**EXERCISE PROMPT:** How many of the lines contain the string "name"? Give the number, with no other words.

**DATASET:**
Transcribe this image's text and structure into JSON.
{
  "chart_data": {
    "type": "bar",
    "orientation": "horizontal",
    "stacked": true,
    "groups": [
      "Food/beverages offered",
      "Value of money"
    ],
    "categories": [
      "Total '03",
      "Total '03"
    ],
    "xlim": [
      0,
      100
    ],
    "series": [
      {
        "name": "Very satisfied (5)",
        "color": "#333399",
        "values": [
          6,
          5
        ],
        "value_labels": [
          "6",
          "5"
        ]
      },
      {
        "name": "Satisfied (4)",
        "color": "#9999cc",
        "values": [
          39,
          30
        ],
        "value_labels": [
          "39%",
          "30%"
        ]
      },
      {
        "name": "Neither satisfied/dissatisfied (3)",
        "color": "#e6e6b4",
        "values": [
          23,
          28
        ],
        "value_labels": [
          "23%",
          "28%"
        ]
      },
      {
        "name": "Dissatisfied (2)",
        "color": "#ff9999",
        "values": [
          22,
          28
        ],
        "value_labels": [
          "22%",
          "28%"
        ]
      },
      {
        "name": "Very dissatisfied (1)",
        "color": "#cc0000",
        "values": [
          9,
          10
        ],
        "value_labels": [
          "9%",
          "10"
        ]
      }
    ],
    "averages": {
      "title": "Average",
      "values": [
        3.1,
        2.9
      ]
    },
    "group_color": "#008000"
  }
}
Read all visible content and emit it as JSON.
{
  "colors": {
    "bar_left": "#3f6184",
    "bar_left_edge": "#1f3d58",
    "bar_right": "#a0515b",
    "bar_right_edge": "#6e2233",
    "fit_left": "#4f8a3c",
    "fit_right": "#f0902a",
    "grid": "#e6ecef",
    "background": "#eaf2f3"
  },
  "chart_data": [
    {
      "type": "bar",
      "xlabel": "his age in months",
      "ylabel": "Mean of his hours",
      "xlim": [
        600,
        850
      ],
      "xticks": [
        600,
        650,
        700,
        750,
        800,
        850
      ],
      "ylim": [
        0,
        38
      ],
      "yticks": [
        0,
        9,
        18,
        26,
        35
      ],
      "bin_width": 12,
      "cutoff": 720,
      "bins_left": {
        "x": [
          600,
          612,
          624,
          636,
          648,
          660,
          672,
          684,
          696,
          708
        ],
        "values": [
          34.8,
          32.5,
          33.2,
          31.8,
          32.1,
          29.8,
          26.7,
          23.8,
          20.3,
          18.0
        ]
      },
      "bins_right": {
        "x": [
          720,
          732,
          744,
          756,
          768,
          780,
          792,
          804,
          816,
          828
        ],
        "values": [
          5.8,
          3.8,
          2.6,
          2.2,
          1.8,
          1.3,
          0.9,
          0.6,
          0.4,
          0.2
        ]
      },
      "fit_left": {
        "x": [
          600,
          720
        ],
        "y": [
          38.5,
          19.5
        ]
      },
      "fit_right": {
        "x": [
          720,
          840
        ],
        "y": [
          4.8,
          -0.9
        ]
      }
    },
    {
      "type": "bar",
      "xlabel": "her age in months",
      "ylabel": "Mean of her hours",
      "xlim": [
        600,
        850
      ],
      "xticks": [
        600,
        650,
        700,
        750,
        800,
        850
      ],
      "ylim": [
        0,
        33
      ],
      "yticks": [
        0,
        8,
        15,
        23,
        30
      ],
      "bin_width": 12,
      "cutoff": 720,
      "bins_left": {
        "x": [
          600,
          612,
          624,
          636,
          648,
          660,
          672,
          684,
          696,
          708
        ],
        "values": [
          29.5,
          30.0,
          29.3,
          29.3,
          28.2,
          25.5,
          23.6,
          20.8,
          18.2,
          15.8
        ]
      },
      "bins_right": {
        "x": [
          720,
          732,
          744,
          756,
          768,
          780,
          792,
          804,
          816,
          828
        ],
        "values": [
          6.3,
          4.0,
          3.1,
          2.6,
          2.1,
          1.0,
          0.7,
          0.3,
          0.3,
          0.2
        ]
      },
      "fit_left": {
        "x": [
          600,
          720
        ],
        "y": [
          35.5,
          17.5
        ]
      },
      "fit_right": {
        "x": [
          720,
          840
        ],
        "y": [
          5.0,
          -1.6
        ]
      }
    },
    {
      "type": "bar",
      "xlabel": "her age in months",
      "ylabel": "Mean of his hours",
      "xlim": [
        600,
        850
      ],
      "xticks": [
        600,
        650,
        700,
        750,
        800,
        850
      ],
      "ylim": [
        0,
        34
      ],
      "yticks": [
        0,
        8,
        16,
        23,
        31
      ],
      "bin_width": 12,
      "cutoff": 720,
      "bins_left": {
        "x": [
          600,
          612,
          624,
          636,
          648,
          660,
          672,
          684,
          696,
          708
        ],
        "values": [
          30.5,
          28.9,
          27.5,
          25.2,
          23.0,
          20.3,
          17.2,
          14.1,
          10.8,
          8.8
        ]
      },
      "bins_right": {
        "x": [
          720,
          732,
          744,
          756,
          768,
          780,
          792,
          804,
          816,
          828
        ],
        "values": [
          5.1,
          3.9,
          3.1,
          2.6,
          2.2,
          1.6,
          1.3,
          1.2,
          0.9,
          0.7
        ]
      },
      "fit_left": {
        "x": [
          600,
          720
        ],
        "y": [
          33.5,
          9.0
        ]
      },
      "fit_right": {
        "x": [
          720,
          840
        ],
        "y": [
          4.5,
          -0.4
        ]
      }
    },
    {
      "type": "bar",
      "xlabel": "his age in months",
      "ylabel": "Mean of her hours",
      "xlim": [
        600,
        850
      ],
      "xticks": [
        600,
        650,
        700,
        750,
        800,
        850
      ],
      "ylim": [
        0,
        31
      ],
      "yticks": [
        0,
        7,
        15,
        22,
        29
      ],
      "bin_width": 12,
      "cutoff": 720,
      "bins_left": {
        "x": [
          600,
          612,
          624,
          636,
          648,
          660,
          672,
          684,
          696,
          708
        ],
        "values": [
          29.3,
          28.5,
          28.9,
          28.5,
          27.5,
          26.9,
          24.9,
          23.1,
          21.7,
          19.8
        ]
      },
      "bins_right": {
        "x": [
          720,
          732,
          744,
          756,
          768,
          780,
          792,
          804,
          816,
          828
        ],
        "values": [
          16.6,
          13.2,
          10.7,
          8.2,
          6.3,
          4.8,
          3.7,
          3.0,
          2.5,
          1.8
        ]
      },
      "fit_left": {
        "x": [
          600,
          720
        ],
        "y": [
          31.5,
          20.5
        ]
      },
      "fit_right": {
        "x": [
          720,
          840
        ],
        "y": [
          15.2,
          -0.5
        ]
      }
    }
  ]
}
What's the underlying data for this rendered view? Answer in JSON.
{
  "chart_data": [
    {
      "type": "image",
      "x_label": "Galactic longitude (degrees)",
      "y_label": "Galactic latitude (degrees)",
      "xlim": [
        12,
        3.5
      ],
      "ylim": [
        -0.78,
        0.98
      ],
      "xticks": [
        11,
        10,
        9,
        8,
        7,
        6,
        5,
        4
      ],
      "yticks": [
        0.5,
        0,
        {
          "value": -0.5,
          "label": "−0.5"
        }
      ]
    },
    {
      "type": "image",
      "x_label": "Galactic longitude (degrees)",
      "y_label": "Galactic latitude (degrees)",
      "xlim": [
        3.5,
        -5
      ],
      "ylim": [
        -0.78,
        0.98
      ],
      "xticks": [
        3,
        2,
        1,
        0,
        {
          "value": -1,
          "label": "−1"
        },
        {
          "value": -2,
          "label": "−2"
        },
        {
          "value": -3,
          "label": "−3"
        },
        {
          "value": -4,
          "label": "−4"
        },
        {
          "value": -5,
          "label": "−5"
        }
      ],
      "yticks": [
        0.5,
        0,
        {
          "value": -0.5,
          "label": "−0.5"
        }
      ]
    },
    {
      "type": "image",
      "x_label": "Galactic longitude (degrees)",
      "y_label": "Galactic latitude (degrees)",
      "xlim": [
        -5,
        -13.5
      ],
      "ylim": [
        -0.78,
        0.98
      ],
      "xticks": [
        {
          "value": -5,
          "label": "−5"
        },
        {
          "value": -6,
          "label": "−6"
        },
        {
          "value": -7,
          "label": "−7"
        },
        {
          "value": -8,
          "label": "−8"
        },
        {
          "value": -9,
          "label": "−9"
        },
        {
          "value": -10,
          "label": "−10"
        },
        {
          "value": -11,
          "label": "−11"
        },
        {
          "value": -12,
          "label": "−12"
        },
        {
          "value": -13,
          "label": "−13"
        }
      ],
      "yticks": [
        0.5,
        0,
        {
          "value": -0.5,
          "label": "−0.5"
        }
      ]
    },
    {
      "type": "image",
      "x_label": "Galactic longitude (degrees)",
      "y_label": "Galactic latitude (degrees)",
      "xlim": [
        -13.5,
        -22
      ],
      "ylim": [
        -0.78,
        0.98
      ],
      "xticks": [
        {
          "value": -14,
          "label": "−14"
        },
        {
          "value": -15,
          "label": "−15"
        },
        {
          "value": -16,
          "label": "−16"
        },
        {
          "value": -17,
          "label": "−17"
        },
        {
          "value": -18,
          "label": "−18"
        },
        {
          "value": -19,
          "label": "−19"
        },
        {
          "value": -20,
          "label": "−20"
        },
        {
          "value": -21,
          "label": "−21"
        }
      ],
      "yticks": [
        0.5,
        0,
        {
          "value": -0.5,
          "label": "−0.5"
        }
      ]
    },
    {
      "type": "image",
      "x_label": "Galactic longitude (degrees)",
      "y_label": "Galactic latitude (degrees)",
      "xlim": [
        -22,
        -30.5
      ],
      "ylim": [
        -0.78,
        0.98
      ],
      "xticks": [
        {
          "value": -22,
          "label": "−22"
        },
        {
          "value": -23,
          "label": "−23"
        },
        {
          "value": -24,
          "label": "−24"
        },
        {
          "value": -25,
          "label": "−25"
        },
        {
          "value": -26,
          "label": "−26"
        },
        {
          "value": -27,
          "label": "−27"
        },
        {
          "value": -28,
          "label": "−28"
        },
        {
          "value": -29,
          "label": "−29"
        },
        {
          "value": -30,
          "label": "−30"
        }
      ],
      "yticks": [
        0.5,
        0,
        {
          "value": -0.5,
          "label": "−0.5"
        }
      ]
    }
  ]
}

**EXPECTED ANSWER:** 5